DIRECTIONS: Transcribe all records exactly.

EXTRACTED ENTRIES:
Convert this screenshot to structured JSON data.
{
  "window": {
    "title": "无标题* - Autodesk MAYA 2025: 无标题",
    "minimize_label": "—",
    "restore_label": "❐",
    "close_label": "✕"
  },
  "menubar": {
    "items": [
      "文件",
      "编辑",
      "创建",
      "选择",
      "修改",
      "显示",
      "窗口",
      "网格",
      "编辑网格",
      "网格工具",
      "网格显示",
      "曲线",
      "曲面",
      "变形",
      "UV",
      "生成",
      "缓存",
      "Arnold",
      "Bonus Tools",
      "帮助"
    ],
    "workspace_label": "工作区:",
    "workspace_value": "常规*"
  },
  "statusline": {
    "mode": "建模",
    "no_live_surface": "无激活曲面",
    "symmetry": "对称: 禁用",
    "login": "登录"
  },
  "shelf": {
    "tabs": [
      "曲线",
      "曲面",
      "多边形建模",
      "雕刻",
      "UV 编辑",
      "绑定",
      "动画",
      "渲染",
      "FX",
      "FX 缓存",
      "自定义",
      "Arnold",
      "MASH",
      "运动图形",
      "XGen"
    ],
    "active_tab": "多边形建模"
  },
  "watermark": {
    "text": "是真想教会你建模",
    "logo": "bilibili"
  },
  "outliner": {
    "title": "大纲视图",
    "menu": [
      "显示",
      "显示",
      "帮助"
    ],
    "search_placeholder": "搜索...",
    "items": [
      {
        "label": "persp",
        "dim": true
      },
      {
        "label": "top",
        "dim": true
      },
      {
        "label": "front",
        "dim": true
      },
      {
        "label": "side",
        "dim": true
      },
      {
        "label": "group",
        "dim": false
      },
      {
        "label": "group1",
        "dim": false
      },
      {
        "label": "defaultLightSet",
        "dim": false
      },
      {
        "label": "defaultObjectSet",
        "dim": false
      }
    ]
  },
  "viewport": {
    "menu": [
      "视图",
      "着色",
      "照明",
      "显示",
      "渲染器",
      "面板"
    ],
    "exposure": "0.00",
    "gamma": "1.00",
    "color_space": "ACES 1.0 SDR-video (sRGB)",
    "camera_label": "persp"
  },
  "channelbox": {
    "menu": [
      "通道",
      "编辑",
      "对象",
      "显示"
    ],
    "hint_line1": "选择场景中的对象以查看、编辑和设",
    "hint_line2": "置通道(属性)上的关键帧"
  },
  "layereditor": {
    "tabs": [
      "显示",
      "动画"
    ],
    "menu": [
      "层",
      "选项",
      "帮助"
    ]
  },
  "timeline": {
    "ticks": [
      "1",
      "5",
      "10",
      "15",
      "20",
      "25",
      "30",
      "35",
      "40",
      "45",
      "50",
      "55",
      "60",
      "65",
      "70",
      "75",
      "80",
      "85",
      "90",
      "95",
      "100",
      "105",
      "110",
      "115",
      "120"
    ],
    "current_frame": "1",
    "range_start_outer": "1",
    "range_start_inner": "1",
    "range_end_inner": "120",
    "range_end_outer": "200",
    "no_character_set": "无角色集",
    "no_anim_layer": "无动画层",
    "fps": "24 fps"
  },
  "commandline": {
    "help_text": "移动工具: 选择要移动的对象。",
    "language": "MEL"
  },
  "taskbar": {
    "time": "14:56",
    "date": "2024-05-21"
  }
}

COMPLETED TASK:
Convert this screenshot to structured JSON data.
{
  "window": {
    "title": "无标题* - Autodesk MAYA 2025: 无标题",
    "minimize_label": "—",
    "restore_label": "❐",
    "close_label": "✕"
  },
  "menubar": {
    "items": [
      "文件",
      "编辑",
      "创建",
      "选择",
      "修改",
      "显示",
      "窗口",
      "网格",
      "编辑网格",
      "网格工具",
      "网格显示",
      "曲线",
      "曲面",
      "变形",
      "UV",
      "生成",
      "缓存",
      "Arnold",
      "Bonus Tools",
      "帮助"
    ],
    "workspace_label": "工作区:",
    "workspace_value": "常规*"
  },
  "statusline": {
    "mode": "建模",
    "no_live_surface": "无激活曲面",
    "symmetry": "对称: 禁用",
    "login": "登录"
  },
  "shelf": {
    "tabs": [
      "曲线",
      "曲面",
      "多边形建模",
      "雕刻",
      "UV 编辑",
      "绑定",
      "动画",
      "渲染",
      "FX",
      "FX 缓存",
      "自定义",
      "Arnold",
      "MASH",
      "运动图形",
      "XGen"
    ],
    "active_tab": "多边形建模"
  },
  "watermark": {
    "text": "是真想教会你建模",
    "logo": "bilibili"
  },
  "outliner": {
    "title": "大纲视图",
    "menu": [
      "显示",
      "显示",
      "帮助"
    ],
    "search_placeholder": "搜索...",
    "items": [
      {
        "label": "persp",
        "dim": true
      },
      {
        "label": "top",
        "dim": true
      },
      {
        "label": "front",
        "dim": true
      },
      {
        "label": "side",
        "dim": true
      },
      {
        "label": "group",
        "dim": false
      },
      {
        "label": "group1",
        "dim": false
      },
      {
        "label": "defaultLightSet",
        "dim": false
      },
      {
        "label": "defaultObjectSet",
        "dim": false
      }
    ]
  },
  "viewport": {
    "menu": [
      "视图",
      "着色",
      "照明",
      "显示",
      "渲染器",
      "面板"
    ],
    "exposure": "0.00",
    "gamma": "1.00",
    "color_space": "ACES 1.0 SDR-video (sRGB)",
    "camera_label": "persp"
  },
  "channelbox": {
    "menu": [
      "通道",
      "编辑",
      "对象",
      "显示"
    ],
    "hint_line1": "选择场景中的对象以查看、编辑和设",
    "hint_line2": "置通道(属性)上的关键帧"
  },
  "layereditor": {
    "tabs": [
      "显示",
      "动画"
    ],
    "menu": [
      "层",
      "选项",
      "帮助"
    ]
  },
  "timeline": {
    "ticks": [
      "1",
      "5",
      "10",
      "15",
      "20",
      "25",
      "30",
      "35",
      "40",
      "45",
      "50",
      "55",
      "60",
      "65",
      "70",
      "75",
      "80",
      "85",
      "90",
      "95",
      "100",
      "105",
      "110",
      "115",
      "120"
    ],
    "current_frame": "1",
    "range_start_outer": "1",
    "range_start_inner": "1",
    "range_end_inner": "120",
    "range_end_outer": "200",
    "no_character_set": "无角色集",
    "no_anim_layer": "无动画层",
    "fps": "24 fps"
  },
  "commandline": {
    "help_text": "移动工具: 选择要移动的对象。",
    "language": "MEL"
  },
  "taskbar": {
    "time": "14:56",
    "date": "2024-05-21"
  }
}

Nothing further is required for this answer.